### Study text
# # #

Beatles in my cellar

I'll admit my hearing is not the best, and when the noise first started, I thought it was the pipes. It was a booming rumble, with a constant high pitched squeal.

I tried to ignore it, but it seemed to re-occur everyday around lunch-time. This was driving me batty. I started poking round the house, trying to find what it was.

It was certainly worse downstairs, and I guessed i'd probably be able to hear it on the street. So I asked some of the teenagers standing in a queue outside my house if they could hear it.

'Yess!!! We love it !!! Woooo!!!!!'

They weren't very helpful. I popped back inside for a cup of tea, and there I wondered - why are dozens of teenagers standing in a queue outside my house?

I got my coat. I followed the queue, hundreds of them, youngsters girls, boys - all in line, heading for: my cellar door!

A burly gentleman at the door halted me.

'I'm sorry sir, there is queue, it'll be 3'6' when you reach the front'

'im not paying to get into my own cellar... and who the flip are you?

'hes getting a bit lippy this one - Darren...'

Another burly gentleman approached, and I could see I was being 'bounced' from my own garden path.

++++++++++

Obviously something was going on in my cellar, and I didn't like it. They might be able to keep me from the door, but I knew there was a down-light window round the other side. I prised it open and climbed in.

And there I saw the scene - there was an awful band playing horrible music, and girls everywhere screaming with delight.

'Oi! Oi! Stop! This is my cellar!' I called out pointlessly, lost in the din. Right, I thought, I'll have to put a stop to this. I went round to the fuse box.

With a jolt, lights went out and the music stopped. In the stunned silence I stepped up to the band.

# # #

Collection entries
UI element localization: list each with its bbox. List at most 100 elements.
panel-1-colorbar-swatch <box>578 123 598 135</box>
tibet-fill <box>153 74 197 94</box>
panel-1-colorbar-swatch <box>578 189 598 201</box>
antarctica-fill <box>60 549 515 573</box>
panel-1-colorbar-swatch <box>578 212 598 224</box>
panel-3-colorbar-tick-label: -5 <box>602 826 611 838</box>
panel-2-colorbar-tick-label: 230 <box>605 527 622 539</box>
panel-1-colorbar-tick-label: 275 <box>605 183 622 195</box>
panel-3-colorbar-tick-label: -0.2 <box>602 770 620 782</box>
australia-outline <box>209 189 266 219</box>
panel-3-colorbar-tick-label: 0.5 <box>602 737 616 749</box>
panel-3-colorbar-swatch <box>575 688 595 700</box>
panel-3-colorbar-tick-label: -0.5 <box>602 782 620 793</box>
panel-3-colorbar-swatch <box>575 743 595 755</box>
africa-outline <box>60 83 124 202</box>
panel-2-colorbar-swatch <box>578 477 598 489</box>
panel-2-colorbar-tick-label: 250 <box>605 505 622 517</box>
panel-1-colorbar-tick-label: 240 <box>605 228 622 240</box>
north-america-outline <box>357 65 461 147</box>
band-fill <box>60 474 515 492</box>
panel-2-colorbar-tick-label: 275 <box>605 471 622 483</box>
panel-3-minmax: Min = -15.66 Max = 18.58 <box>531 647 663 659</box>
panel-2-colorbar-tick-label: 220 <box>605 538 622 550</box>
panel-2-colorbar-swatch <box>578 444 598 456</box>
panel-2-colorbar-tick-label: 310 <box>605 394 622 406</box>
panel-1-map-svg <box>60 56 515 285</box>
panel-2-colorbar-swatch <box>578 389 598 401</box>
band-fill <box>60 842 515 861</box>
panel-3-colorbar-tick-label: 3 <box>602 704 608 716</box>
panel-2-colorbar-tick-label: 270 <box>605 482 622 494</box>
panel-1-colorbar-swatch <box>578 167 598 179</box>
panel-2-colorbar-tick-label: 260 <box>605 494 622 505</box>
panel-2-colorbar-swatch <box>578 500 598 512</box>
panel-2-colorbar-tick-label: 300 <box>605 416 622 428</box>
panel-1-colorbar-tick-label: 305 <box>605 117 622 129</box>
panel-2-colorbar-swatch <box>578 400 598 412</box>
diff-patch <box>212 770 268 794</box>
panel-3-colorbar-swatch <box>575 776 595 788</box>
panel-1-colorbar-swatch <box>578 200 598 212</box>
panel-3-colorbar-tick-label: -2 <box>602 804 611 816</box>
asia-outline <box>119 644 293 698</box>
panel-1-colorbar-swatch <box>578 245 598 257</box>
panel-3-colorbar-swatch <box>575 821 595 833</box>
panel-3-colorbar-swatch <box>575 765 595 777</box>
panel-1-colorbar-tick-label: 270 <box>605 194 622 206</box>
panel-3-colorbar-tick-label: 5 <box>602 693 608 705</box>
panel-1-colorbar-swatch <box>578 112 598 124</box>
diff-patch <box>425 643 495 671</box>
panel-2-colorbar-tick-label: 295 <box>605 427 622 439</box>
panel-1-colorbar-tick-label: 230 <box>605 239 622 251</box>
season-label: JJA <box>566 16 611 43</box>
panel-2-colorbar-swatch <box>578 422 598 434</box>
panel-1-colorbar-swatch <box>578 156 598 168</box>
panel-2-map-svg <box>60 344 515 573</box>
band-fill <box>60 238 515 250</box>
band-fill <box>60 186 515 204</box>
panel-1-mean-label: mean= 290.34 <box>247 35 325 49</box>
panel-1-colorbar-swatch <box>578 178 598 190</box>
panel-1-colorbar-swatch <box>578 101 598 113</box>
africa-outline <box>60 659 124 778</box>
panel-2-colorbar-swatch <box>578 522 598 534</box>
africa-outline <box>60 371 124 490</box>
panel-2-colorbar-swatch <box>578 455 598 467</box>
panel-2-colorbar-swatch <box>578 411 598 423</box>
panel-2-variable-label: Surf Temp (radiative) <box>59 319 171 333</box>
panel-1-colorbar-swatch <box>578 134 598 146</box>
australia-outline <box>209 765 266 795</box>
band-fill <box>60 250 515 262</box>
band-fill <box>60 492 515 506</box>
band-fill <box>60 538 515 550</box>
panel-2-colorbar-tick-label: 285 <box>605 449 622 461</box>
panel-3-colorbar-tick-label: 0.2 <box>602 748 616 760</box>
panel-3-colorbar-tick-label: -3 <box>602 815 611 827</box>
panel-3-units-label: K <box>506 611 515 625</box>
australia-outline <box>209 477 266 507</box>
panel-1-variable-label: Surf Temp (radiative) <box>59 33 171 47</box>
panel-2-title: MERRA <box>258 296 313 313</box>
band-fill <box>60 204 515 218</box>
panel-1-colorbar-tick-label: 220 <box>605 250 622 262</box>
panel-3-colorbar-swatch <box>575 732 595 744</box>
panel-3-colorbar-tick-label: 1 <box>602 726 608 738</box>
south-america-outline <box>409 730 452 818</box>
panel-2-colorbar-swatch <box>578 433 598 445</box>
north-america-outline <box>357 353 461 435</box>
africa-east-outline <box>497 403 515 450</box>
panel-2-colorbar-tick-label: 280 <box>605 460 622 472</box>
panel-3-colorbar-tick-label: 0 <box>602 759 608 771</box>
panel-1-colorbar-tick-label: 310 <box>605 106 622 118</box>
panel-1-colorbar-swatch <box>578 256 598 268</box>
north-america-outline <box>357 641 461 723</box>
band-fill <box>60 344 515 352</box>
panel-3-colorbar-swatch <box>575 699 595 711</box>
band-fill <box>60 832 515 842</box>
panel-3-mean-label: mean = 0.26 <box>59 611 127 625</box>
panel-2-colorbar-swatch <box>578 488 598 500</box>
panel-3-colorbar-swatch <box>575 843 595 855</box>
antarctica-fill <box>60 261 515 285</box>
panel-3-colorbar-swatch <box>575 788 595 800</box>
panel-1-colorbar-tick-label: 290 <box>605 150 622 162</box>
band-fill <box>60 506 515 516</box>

# # #

### Exercise instructions
Output the full "Beatles in my cellar" story verbatim, from its title to its final line.

### Response below
Beatles in my cellar

I'll admit my hearing is not the best, and when the noise first started, I thought it was the pipes. It was a booming rumble, with a constant high pitched squeal.

I tried to ignore it, but it seemed to re-occur everyday around lunch-time. This was driving me batty. I started poking round the house, trying to find what it was.

It was certainly worse downstairs, and I guessed i'd probably be able to hear it on the street. So I asked some of the teenagers standing in a queue outside my house if they could hear it.

'Yess!!! We love it !!! Woooo!!!!!'

They weren't very helpful. I popped back inside for a cup of tea, and there I wondered - why are dozens of teenagers standing in a queue outside my house?

I got my coat. I followed the queue, hundreds of them, youngsters girls, boys - all in line, heading for: my cellar door!

A burly gentleman at the door halted me.

'I'm sorry sir, there is queue, it'll be 3'6' when you reach the front'

'im not paying to get into my own cellar... and who the flip are you?

'hes getting a bit lippy this one - Darren...'

Another burly gentleman approached, and I could see I was being 'bounced' from my own garden path.

++++++++++

Obviously something was going on in my cellar, and I didn't like it. They might be able to keep me from the door, but I knew there was a down-light window round the other side. I prised it open and climbed in.

And there I saw the scene - there was an awful band playing horrible music, and girls everywhere screaming with delight.

'Oi! Oi! Stop! This is my cellar!' I called out pointlessly, lost in the din. Right, I thought, I'll have to put a stop to this. I went round to the fuse box.

With a jolt, lights went out and the music stopped. In the stunned silence I stepped up to the band.